Goal: Find every line in the records below that contains the word "選択肢から選べ", and copy each such line.

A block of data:
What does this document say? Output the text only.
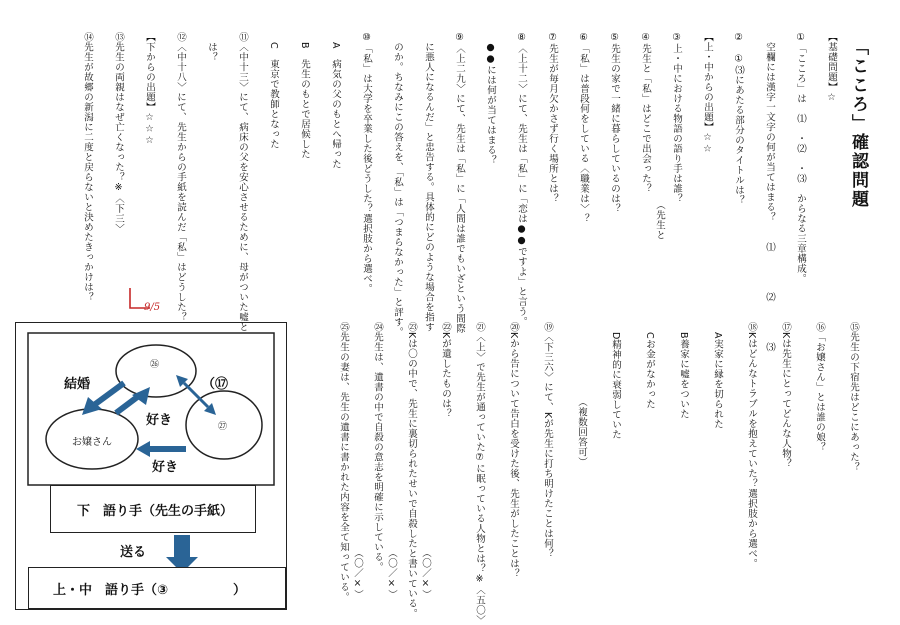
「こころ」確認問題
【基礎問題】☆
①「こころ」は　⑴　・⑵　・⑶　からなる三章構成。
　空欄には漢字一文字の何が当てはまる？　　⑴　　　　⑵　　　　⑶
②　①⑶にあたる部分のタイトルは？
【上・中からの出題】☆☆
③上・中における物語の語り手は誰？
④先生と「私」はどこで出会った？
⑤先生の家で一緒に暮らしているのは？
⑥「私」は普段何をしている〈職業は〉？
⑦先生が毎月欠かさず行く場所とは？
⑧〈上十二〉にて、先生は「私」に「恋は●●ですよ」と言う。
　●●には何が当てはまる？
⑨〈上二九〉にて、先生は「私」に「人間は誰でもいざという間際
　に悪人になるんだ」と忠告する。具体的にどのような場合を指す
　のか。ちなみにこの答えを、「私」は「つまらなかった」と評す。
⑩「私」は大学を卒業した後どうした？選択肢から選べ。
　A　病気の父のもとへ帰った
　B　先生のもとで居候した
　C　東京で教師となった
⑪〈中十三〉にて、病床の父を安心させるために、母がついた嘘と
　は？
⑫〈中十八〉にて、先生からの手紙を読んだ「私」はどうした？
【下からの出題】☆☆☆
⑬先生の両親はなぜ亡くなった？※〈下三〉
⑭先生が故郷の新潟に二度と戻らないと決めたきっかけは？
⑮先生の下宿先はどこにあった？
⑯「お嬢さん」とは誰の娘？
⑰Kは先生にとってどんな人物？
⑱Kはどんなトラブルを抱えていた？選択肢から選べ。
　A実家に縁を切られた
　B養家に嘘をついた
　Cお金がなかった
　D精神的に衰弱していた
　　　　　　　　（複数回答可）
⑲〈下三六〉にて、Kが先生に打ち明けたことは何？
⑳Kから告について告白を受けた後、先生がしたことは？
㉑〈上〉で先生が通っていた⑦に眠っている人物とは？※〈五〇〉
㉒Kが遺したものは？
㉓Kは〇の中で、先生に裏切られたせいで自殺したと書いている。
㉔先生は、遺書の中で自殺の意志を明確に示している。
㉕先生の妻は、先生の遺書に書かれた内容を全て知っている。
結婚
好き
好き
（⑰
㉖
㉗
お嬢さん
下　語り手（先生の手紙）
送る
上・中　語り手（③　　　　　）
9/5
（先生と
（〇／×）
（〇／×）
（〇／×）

The answer:
⑩「私」は大学を卒業した後どうした？選択肢から選べ。
⑱Kはどんなトラブルを抱えていた？選択肢から選べ。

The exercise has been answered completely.